> [Brief] Each line containing the word "decine" must be reported.

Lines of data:

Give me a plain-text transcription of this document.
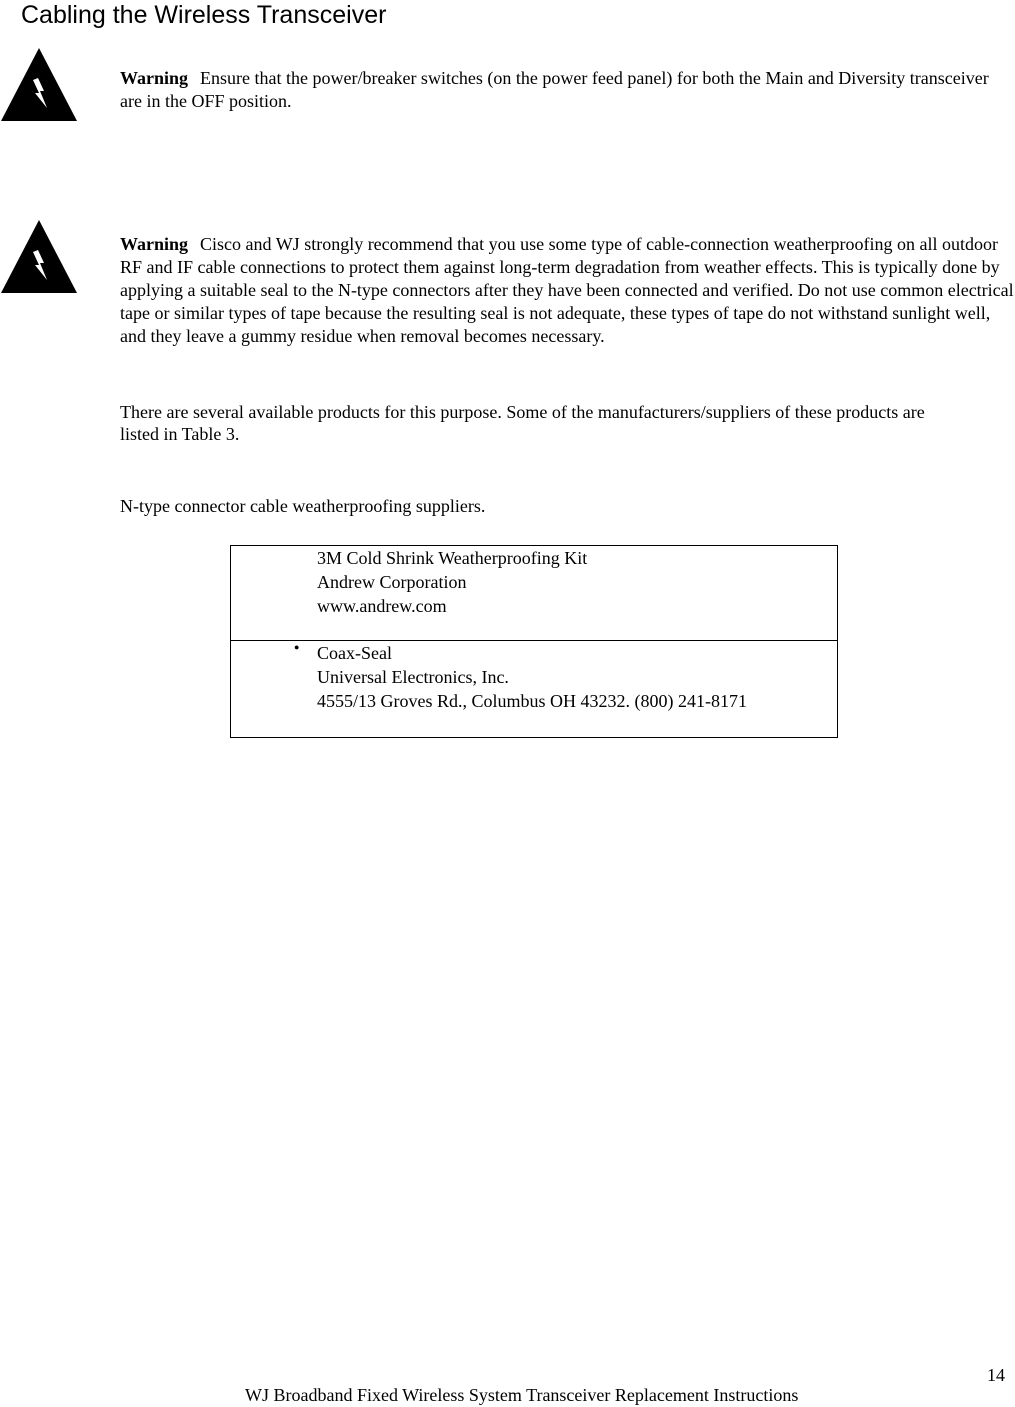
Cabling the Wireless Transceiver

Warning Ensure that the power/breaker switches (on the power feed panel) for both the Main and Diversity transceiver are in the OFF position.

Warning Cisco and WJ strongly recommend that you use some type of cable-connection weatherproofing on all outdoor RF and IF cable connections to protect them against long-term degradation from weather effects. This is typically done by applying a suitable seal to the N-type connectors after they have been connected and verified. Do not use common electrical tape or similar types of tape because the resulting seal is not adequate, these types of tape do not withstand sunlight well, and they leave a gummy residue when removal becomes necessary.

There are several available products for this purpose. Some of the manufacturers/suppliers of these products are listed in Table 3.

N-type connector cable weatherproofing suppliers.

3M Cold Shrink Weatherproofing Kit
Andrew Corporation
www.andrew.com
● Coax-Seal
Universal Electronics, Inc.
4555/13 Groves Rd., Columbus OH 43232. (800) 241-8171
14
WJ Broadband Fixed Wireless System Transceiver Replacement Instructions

--

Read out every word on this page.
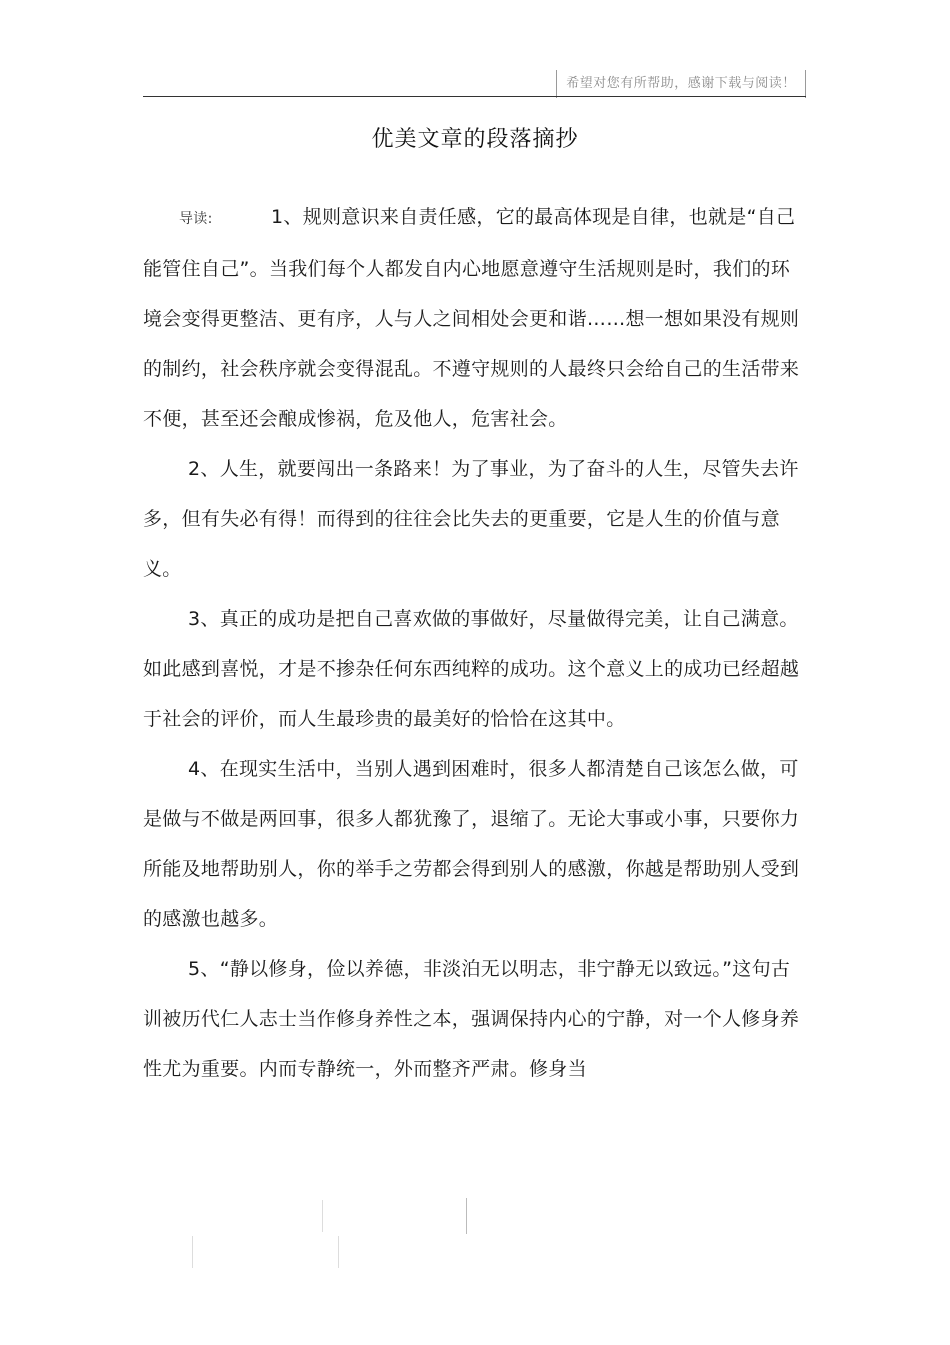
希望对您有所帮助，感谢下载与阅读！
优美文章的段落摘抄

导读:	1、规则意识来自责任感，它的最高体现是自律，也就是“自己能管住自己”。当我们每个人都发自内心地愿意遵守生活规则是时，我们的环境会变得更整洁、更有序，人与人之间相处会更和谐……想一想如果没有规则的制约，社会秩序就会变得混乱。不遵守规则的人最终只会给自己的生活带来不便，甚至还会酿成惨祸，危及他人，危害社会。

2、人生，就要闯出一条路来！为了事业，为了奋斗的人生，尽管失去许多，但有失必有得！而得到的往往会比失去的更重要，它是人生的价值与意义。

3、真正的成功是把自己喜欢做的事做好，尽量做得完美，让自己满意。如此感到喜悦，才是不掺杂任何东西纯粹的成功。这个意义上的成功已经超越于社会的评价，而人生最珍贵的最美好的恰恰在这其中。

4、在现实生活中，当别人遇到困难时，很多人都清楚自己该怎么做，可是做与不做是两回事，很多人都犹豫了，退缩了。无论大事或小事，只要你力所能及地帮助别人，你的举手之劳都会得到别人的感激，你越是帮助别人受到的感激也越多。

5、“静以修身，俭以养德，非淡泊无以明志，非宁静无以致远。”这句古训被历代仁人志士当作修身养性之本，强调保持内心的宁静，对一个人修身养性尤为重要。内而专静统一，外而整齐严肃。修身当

---

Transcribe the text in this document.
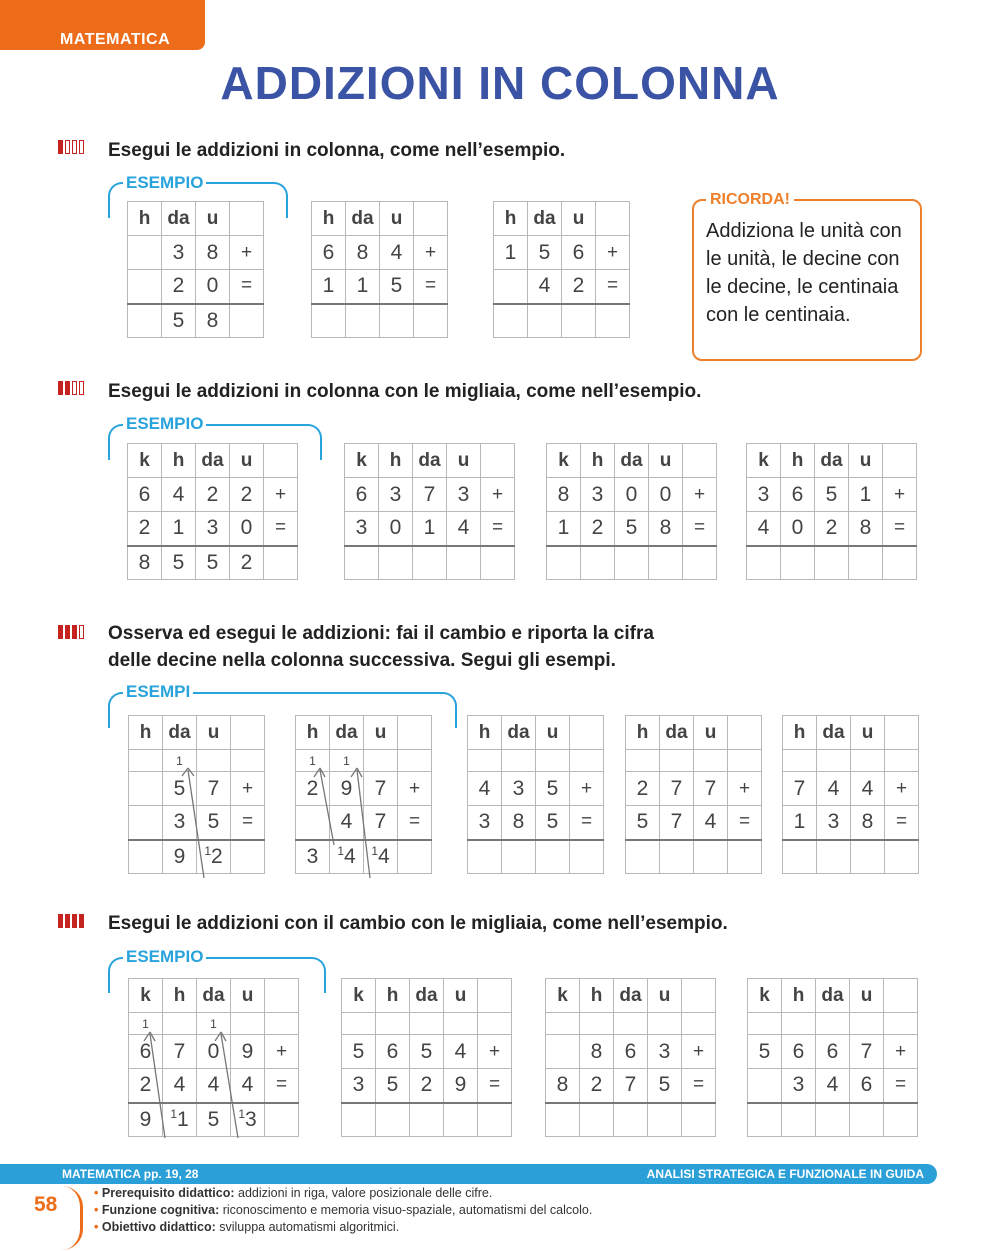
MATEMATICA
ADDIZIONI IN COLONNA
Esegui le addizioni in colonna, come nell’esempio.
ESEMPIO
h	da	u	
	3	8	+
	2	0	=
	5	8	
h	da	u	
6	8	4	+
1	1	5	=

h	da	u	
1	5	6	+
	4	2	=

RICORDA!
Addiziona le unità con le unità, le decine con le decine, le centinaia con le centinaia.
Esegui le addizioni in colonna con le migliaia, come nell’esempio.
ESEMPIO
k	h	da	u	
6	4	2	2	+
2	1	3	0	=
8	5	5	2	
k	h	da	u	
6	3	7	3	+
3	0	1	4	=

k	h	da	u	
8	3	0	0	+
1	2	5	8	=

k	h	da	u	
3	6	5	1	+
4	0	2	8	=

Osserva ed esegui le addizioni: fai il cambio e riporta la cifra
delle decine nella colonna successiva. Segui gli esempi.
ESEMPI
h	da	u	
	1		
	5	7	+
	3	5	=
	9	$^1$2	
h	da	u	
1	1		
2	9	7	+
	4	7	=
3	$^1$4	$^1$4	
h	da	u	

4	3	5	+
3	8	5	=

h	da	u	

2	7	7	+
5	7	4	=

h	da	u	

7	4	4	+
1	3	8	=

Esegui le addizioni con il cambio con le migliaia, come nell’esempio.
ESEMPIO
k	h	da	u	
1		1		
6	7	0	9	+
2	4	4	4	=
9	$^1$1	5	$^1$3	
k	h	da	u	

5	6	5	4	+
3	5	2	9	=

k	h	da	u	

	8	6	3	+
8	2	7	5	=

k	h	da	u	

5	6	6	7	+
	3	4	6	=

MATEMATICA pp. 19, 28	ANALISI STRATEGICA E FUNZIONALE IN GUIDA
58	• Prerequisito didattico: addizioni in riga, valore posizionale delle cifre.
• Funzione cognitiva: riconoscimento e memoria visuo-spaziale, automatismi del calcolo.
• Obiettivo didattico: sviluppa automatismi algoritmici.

> [Response for this exercise]
Addiziona le unità con le unità, le decine con le decine, le centinaia con le centinaia.
delle decine nella colonna successiva. Segui gli esempi.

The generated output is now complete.